§ **WHAT THE EXERCISE ASKS**
Word for word, repeat the entries, minus the pictures.

§ **INPUT DATA**
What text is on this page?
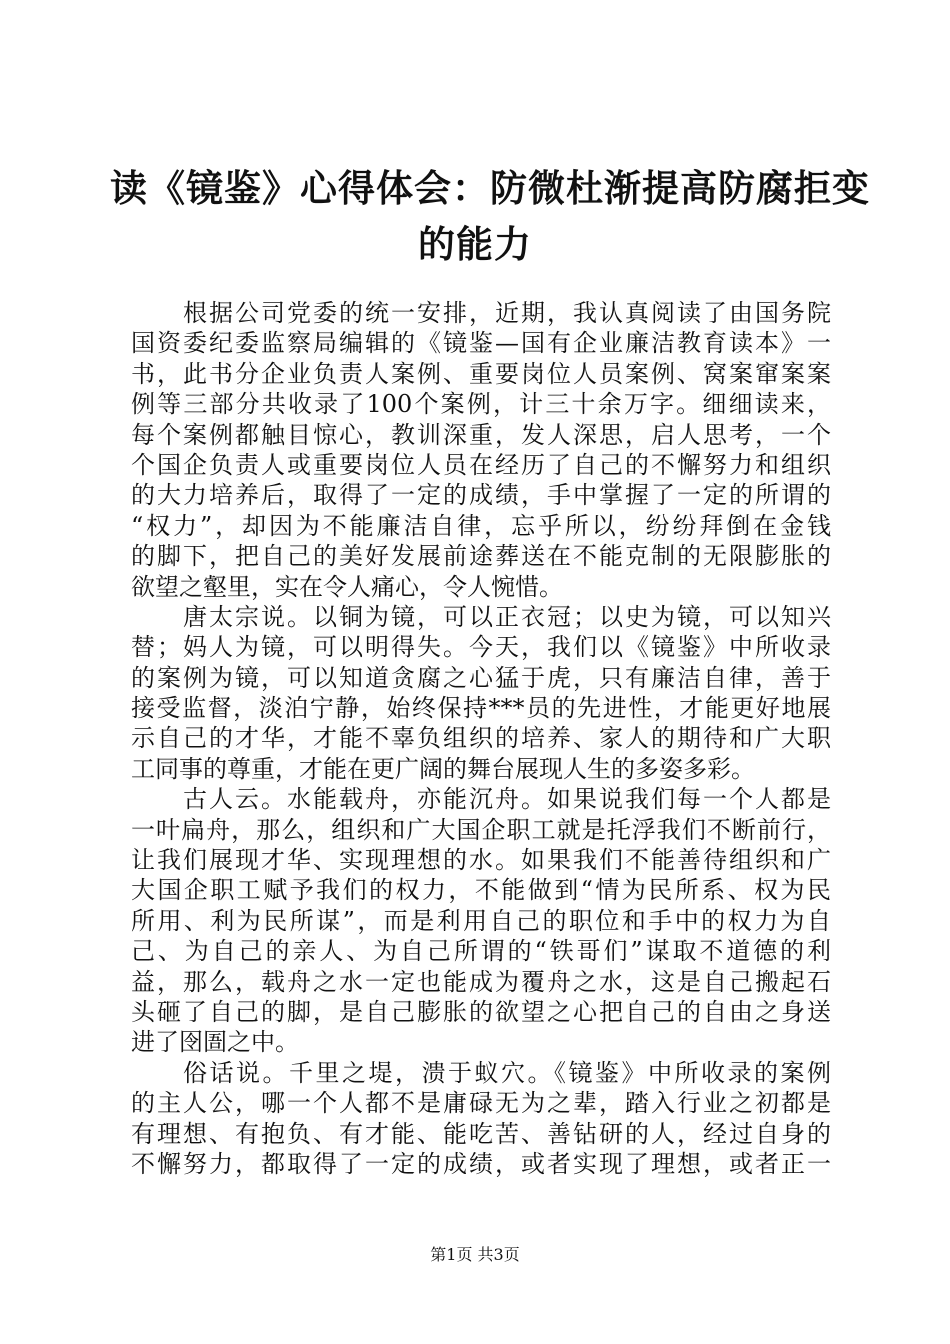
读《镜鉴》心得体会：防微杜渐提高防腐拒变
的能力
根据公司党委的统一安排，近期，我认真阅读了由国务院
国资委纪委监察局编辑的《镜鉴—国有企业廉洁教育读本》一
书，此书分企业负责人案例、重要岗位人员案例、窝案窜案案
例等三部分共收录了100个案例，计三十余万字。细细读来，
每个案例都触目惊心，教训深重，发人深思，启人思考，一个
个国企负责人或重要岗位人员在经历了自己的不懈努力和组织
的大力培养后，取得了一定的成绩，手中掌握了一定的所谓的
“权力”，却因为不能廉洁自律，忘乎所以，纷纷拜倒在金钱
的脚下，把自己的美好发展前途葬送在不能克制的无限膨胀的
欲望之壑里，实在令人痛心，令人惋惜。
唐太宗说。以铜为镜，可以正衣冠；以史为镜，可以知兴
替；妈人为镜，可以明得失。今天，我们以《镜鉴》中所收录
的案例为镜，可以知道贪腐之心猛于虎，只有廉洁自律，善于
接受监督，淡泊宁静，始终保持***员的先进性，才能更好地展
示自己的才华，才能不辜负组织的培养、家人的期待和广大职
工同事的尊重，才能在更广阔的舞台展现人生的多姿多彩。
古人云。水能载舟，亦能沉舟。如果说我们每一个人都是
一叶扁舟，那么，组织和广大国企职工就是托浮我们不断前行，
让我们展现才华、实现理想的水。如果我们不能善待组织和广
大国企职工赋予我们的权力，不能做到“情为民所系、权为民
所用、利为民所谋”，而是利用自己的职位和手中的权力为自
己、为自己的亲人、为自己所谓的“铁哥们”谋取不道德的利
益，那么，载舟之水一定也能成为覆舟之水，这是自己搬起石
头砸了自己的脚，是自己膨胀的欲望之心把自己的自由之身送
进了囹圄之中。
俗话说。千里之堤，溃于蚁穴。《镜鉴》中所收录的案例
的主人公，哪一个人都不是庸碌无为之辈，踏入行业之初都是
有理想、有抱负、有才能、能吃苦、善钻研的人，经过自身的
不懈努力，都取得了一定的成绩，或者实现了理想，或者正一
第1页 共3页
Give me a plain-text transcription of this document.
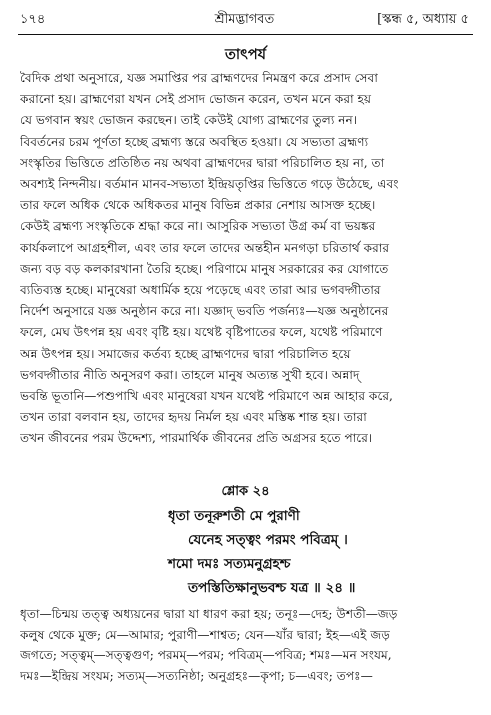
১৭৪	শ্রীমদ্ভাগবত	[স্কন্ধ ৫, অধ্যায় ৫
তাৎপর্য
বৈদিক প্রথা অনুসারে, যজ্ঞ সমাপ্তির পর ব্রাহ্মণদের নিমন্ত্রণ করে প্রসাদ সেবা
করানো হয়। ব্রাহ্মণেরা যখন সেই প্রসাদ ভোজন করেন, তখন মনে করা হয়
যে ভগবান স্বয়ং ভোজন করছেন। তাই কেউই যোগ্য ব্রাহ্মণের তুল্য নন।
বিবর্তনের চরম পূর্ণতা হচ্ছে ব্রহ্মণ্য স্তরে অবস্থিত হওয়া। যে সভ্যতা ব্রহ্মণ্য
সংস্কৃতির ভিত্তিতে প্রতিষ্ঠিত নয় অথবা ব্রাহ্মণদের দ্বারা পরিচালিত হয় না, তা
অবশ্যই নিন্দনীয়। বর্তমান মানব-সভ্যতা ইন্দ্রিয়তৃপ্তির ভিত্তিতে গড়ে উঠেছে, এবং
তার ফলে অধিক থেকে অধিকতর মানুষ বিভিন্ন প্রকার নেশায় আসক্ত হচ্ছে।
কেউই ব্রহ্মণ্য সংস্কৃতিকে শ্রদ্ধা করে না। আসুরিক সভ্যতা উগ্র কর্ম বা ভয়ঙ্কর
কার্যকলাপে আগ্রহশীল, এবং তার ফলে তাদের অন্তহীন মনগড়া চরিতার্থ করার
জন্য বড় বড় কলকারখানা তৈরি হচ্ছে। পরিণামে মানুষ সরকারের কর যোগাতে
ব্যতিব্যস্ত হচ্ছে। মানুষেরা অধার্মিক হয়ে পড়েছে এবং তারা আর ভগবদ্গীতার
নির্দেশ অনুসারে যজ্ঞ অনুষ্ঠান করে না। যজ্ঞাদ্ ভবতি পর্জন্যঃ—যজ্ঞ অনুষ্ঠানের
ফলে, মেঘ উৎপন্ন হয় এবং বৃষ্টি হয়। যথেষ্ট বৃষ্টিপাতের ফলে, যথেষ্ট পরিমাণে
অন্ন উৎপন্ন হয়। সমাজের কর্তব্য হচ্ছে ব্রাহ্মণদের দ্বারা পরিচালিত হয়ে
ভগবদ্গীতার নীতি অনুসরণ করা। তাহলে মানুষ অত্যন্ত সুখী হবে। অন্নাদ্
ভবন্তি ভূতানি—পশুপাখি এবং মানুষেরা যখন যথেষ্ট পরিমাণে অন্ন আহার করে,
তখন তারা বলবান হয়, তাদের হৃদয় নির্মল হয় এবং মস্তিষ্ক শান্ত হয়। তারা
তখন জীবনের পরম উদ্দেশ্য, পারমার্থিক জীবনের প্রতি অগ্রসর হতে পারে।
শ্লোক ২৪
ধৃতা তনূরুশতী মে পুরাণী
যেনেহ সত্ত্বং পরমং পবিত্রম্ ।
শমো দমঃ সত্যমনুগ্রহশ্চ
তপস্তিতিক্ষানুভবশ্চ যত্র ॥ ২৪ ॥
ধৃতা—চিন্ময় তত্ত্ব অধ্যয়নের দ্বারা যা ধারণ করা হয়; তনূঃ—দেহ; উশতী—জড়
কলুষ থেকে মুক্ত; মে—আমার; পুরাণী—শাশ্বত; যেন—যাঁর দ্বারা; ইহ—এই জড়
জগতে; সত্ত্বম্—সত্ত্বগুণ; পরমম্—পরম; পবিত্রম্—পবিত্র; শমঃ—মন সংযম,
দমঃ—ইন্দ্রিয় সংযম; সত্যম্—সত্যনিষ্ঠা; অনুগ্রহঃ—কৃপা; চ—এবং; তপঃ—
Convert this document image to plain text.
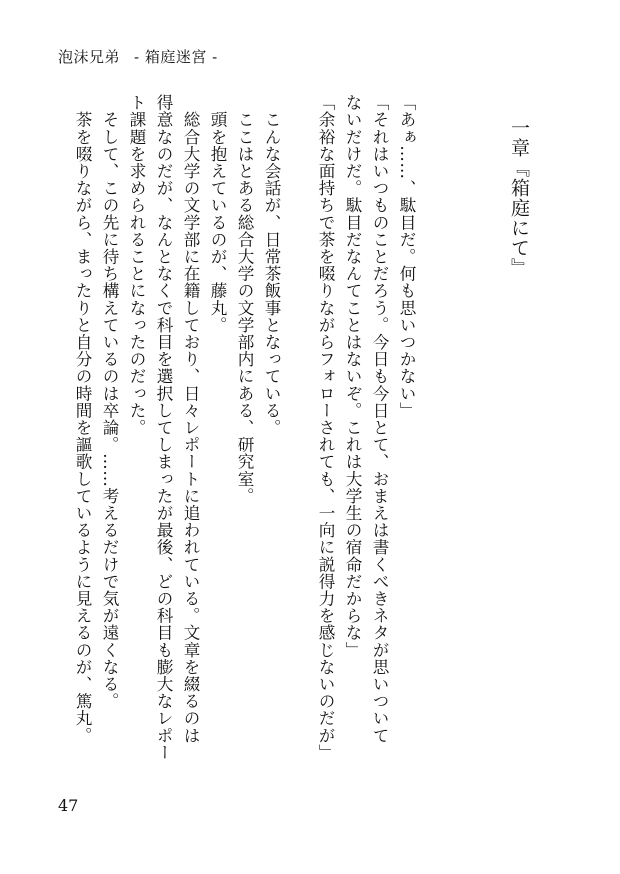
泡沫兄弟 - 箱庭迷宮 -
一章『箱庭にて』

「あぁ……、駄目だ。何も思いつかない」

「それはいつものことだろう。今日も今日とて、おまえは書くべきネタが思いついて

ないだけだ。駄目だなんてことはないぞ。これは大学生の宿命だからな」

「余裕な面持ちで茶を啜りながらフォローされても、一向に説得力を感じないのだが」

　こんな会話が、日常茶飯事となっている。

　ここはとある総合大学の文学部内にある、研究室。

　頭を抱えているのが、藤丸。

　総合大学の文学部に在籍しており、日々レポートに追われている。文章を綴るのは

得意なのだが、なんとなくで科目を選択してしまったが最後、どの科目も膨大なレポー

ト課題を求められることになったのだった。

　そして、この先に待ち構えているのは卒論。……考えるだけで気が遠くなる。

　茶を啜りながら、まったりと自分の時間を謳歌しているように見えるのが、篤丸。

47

§ **OUTPUT BELOW**
What text is on this page?
读《镜鉴》心得体会：防微杜渐提高防腐拒变
的能力
根据公司党委的统一安排，近期，我认真阅读了由国务院
国资委纪委监察局编辑的《镜鉴—国有企业廉洁教育读本》一
书，此书分企业负责人案例、重要岗位人员案例、窝案窜案案
例等三部分共收录了100个案例，计三十余万字。细细读来，
每个案例都触目惊心，教训深重，发人深思，启人思考，一个
个国企负责人或重要岗位人员在经历了自己的不懈努力和组织
的大力培养后，取得了一定的成绩，手中掌握了一定的所谓的
“权力”，却因为不能廉洁自律，忘乎所以，纷纷拜倒在金钱
的脚下，把自己的美好发展前途葬送在不能克制的无限膨胀的
欲望之壑里，实在令人痛心，令人惋惜。
唐太宗说。以铜为镜，可以正衣冠；以史为镜，可以知兴
替；妈人为镜，可以明得失。今天，我们以《镜鉴》中所收录
的案例为镜，可以知道贪腐之心猛于虎，只有廉洁自律，善于
接受监督，淡泊宁静，始终保持***员的先进性，才能更好地展
示自己的才华，才能不辜负组织的培养、家人的期待和广大职
工同事的尊重，才能在更广阔的舞台展现人生的多姿多彩。
古人云。水能载舟，亦能沉舟。如果说我们每一个人都是
一叶扁舟，那么，组织和广大国企职工就是托浮我们不断前行，
让我们展现才华、实现理想的水。如果我们不能善待组织和广
大国企职工赋予我们的权力，不能做到“情为民所系、权为民
所用、利为民所谋”，而是利用自己的职位和手中的权力为自
己、为自己的亲人、为自己所谓的“铁哥们”谋取不道德的利
益，那么，载舟之水一定也能成为覆舟之水，这是自己搬起石
头砸了自己的脚，是自己膨胀的欲望之心把自己的自由之身送
进了囹圄之中。
俗话说。千里之堤，溃于蚁穴。《镜鉴》中所收录的案例
的主人公，哪一个人都不是庸碌无为之辈，踏入行业之初都是
有理想、有抱负、有才能、能吃苦、善钻研的人，经过自身的
不懈努力，都取得了一定的成绩，或者实现了理想，或者正一
第1页 共3页
Give me a plain-text transcription of this document.
১৭৪	শ্রীমদ্ভাগবত	[স্কন্ধ ৫, অধ্যায় ৫
তাৎপর্য
বৈদিক প্রথা অনুসারে, যজ্ঞ সমাপ্তির পর ব্রাহ্মণদের নিমন্ত্রণ করে প্রসাদ সেবা
করানো হয়। ব্রাহ্মণেরা যখন সেই প্রসাদ ভোজন করেন, তখন মনে করা হয়
যে ভগবান স্বয়ং ভোজন করছেন। তাই কেউই যোগ্য ব্রাহ্মণের তুল্য নন।
বিবর্তনের চরম পূর্ণতা হচ্ছে ব্রহ্মণ্য স্তরে অবস্থিত হওয়া। যে সভ্যতা ব্রহ্মণ্য
সংস্কৃতির ভিত্তিতে প্রতিষ্ঠিত নয় অথবা ব্রাহ্মণদের দ্বারা পরিচালিত হয় না, তা
অবশ্যই নিন্দনীয়। বর্তমান মানব-সভ্যতা ইন্দ্রিয়তৃপ্তির ভিত্তিতে গড়ে উঠেছে, এবং
তার ফলে অধিক থেকে অধিকতর মানুষ বিভিন্ন প্রকার নেশায় আসক্ত হচ্ছে।
কেউই ব্রহ্মণ্য সংস্কৃতিকে শ্রদ্ধা করে না। আসুরিক সভ্যতা উগ্র কর্ম বা ভয়ঙ্কর
কার্যকলাপে আগ্রহশীল, এবং তার ফলে তাদের অন্তহীন মনগড়া চরিতার্থ করার
জন্য বড় বড় কলকারখানা তৈরি হচ্ছে। পরিণামে মানুষ সরকারের কর যোগাতে
ব্যতিব্যস্ত হচ্ছে। মানুষেরা অধার্মিক হয়ে পড়েছে এবং তারা আর ভগবদ্গীতার
নির্দেশ অনুসারে যজ্ঞ অনুষ্ঠান করে না। যজ্ঞাদ্ ভবতি পর্জন্যঃ—যজ্ঞ অনুষ্ঠানের
ফলে, মেঘ উৎপন্ন হয় এবং বৃষ্টি হয়। যথেষ্ট বৃষ্টিপাতের ফলে, যথেষ্ট পরিমাণে
অন্ন উৎপন্ন হয়। সমাজের কর্তব্য হচ্ছে ব্রাহ্মণদের দ্বারা পরিচালিত হয়ে
ভগবদ্গীতার নীতি অনুসরণ করা। তাহলে মানুষ অত্যন্ত সুখী হবে। অন্নাদ্
ভবন্তি ভূতানি—পশুপাখি এবং মানুষেরা যখন যথেষ্ট পরিমাণে অন্ন আহার করে,
তখন তারা বলবান হয়, তাদের হৃদয় নির্মল হয় এবং মস্তিষ্ক শান্ত হয়। তারা
তখন জীবনের পরম উদ্দেশ্য, পারমার্থিক জীবনের প্রতি অগ্রসর হতে পারে।
শ্লোক ২৪
ধৃতা তনূরুশতী মে পুরাণী
যেনেহ সত্ত্বং পরমং পবিত্রম্ ।
শমো দমঃ সত্যমনুগ্রহশ্চ
তপস্তিতিক্ষানুভবশ্চ যত্র ॥ ২৪ ॥
ধৃতা—চিন্ময় তত্ত্ব অধ্যয়নের দ্বারা যা ধারণ করা হয়; তনূঃ—দেহ; উশতী—জড়
কলুষ থেকে মুক্ত; মে—আমার; পুরাণী—শাশ্বত; যেন—যাঁর দ্বারা; ইহ—এই জড়
জগতে; সত্ত্বম্—সত্ত্বগুণ; পরমম্—পরম; পবিত্রম্—পবিত্র; শমঃ—মন সংযম,
দমঃ—ইন্দ্রিয় সংযম; সত্যম্—সত্যনিষ্ঠা; অনুগ্রহঃ—কৃপা; চ—এবং; তপঃ—
Convert this document image to plain text.
泡沫兄弟 - 箱庭迷宮 -
一章『箱庭にて』

「あぁ……、駄目だ。何も思いつかない」

「それはいつものことだろう。今日も今日とて、おまえは書くべきネタが思いついて

ないだけだ。駄目だなんてことはないぞ。これは大学生の宿命だからな」

「余裕な面持ちで茶を啜りながらフォローされても、一向に説得力を感じないのだが」

　こんな会話が、日常茶飯事となっている。

　ここはとある総合大学の文学部内にある、研究室。

　頭を抱えているのが、藤丸。

　総合大学の文学部に在籍しており、日々レポートに追われている。文章を綴るのは

得意なのだが、なんとなくで科目を選択してしまったが最後、どの科目も膨大なレポー

ト課題を求められることになったのだった。

　そして、この先に待ち構えているのは卒論。……考えるだけで気が遠くなる。

　茶を啜りながら、まったりと自分の時間を謳歌しているように見えるのが、篤丸。

47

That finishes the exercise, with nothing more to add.